Reproduce every entry below precisely; do not include the pictures.

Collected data
◆ ◆ ◆
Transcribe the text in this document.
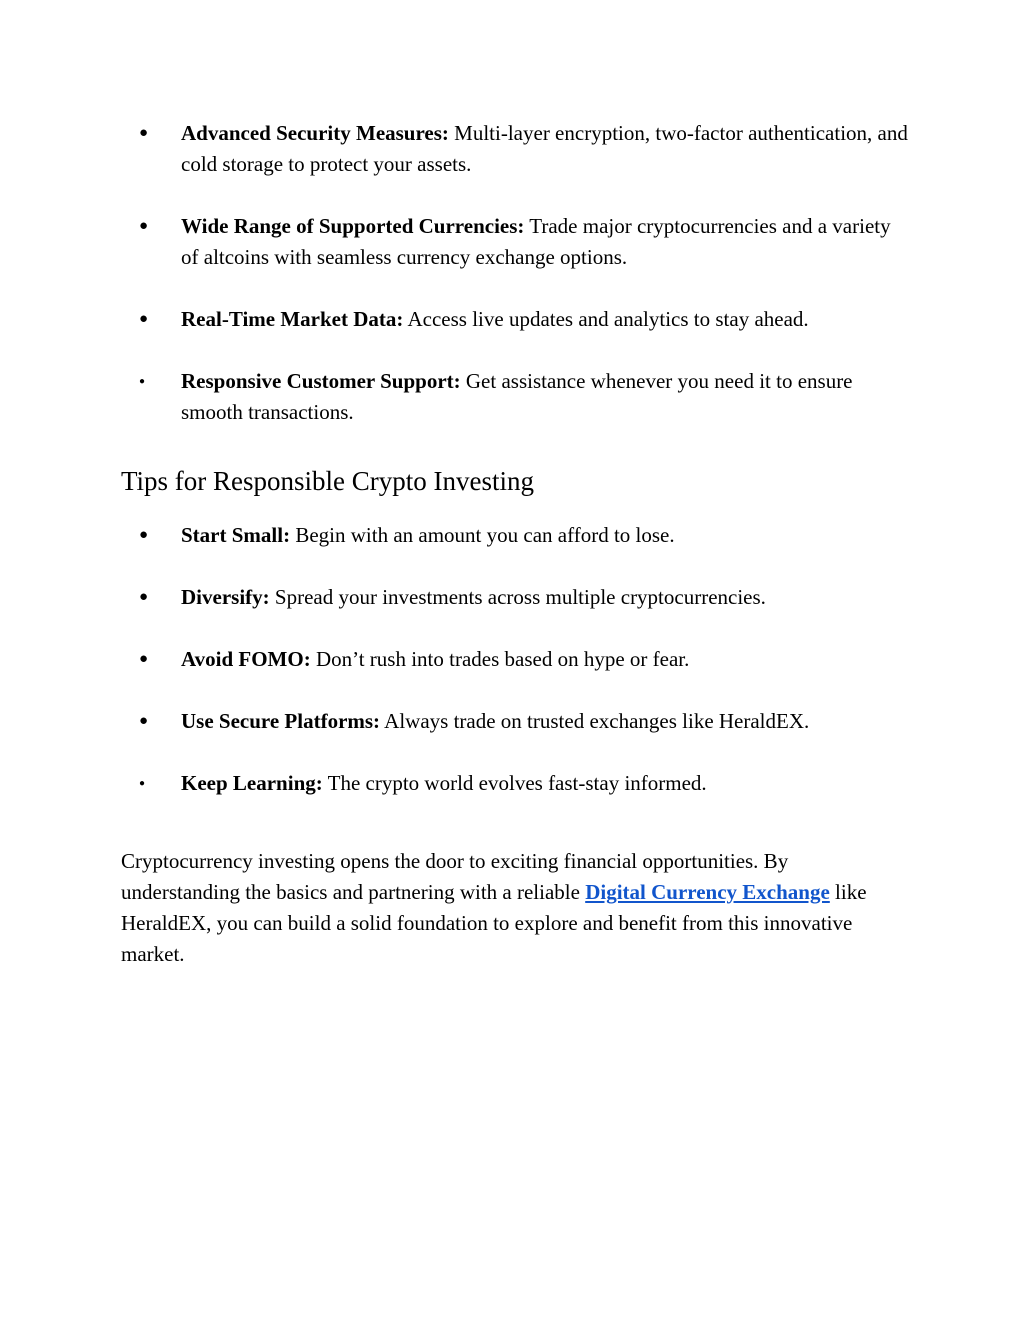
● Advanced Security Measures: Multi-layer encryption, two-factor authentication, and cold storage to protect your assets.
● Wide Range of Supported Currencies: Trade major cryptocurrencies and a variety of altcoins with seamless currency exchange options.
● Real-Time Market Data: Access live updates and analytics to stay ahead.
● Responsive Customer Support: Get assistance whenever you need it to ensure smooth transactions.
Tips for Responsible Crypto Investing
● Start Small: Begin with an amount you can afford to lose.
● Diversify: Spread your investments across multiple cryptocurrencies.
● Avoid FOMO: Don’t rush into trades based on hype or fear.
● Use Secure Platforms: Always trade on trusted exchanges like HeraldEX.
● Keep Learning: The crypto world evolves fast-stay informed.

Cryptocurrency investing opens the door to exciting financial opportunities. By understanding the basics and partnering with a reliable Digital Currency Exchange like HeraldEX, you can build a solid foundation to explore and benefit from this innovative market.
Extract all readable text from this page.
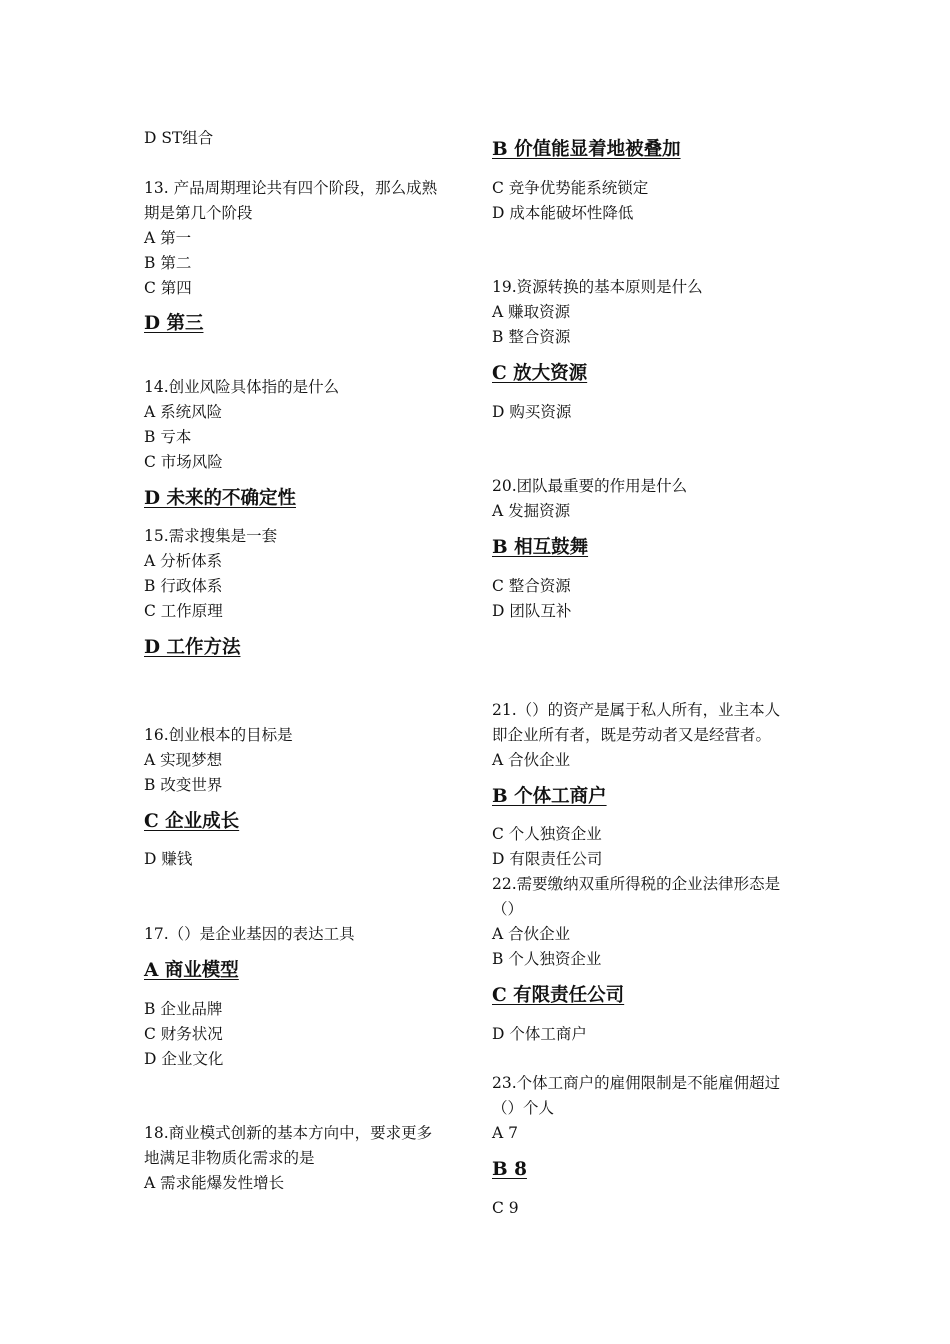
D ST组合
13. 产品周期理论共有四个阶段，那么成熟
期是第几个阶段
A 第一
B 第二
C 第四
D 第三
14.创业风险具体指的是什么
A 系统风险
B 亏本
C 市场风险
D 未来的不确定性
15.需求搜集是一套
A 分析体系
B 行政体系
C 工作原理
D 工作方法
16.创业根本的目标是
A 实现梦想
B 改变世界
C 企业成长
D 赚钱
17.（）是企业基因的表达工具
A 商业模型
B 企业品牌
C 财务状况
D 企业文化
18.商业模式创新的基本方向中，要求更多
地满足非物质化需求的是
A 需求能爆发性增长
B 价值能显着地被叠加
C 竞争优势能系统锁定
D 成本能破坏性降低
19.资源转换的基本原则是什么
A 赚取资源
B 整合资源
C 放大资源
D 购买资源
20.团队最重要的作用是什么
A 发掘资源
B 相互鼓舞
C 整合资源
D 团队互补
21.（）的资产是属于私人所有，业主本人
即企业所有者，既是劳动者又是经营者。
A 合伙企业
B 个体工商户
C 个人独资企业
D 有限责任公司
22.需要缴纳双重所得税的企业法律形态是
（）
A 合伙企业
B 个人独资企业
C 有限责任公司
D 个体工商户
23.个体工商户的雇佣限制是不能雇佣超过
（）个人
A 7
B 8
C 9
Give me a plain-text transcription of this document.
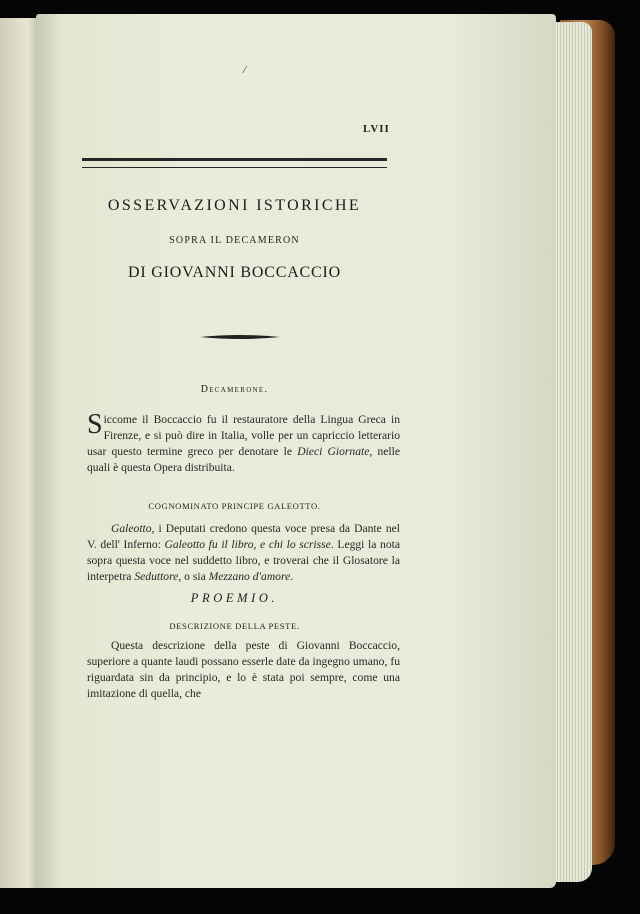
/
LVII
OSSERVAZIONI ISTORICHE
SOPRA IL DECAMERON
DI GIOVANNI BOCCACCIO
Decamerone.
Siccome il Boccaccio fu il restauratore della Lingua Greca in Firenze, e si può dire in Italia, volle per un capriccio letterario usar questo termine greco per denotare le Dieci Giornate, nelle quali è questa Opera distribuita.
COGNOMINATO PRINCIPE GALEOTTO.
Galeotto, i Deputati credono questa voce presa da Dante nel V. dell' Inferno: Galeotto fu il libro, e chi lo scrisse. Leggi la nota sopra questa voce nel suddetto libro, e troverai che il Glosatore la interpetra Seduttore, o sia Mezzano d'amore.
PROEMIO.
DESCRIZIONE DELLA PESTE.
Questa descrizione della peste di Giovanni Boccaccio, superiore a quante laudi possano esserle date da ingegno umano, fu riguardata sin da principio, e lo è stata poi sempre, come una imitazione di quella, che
◆ ◆ ◆
§ Completed task
Transcribe the text in this document.
● Advanced Security Measures: Multi-layer encryption, two-factor authentication, and cold storage to protect your assets.
● Wide Range of Supported Currencies: Trade major cryptocurrencies and a variety of altcoins with seamless currency exchange options.
● Real-Time Market Data: Access live updates and analytics to stay ahead.
● Responsive Customer Support: Get assistance whenever you need it to ensure smooth transactions.
Tips for Responsible Crypto Investing
● Start Small: Begin with an amount you can afford to lose.
● Diversify: Spread your investments across multiple cryptocurrencies.
● Avoid FOMO: Don’t rush into trades based on hype or fear.
● Use Secure Platforms: Always trade on trusted exchanges like HeraldEX.
● Keep Learning: The crypto world evolves fast-stay informed.

Cryptocurrency investing opens the door to exciting financial opportunities. By understanding the basics and partnering with a reliable Digital Currency Exchange like HeraldEX, you can build a solid foundation to explore and benefit from this innovative market.
Extract all readable text from this page.
D ST组合
13. 产品周期理论共有四个阶段，那么成熟
期是第几个阶段
A 第一
B 第二
C 第四
D 第三
14.创业风险具体指的是什么
A 系统风险
B 亏本
C 市场风险
D 未来的不确定性
15.需求搜集是一套
A 分析体系
B 行政体系
C 工作原理
D 工作方法
16.创业根本的目标是
A 实现梦想
B 改变世界
C 企业成长
D 赚钱
17.（）是企业基因的表达工具
A 商业模型
B 企业品牌
C 财务状况
D 企业文化
18.商业模式创新的基本方向中，要求更多
地满足非物质化需求的是
A 需求能爆发性增长
B 价值能显着地被叠加
C 竞争优势能系统锁定
D 成本能破坏性降低
19.资源转换的基本原则是什么
A 赚取资源
B 整合资源
C 放大资源
D 购买资源
20.团队最重要的作用是什么
A 发掘资源
B 相互鼓舞
C 整合资源
D 团队互补
21.（）的资产是属于私人所有，业主本人
即企业所有者，既是劳动者又是经营者。
A 合伙企业
B 个体工商户
C 个人独资企业
D 有限责任公司
22.需要缴纳双重所得税的企业法律形态是
（）
A 合伙企业
B 个人独资企业
C 有限责任公司
D 个体工商户
23.个体工商户的雇佣限制是不能雇佣超过
（）个人
A 7
B 8
C 9
Give me a plain-text transcription of this document.
/
LVII
OSSERVAZIONI ISTORICHE
SOPRA IL DECAMERON
DI GIOVANNI BOCCACCIO
Decamerone.
Siccome il Boccaccio fu il restauratore della Lingua Greca in Firenze, e si può dire in Italia, volle per un capriccio letterario usar questo termine greco per denotare le Dieci Giornate, nelle quali è questa Opera distribuita.
COGNOMINATO PRINCIPE GALEOTTO.
Galeotto, i Deputati credono questa voce presa da Dante nel V. dell' Inferno: Galeotto fu il libro, e chi lo scrisse. Leggi la nota sopra questa voce nel suddetto libro, e troverai che il Glosatore la interpetra Seduttore, o sia Mezzano d'amore.
PROEMIO.
DESCRIZIONE DELLA PESTE.
Questa descrizione della peste di Giovanni Boccaccio, superiore a quante laudi possano esserle date da ingegno umano, fu riguardata sin da principio, e lo è stata poi sempre, come una imitazione di quella, che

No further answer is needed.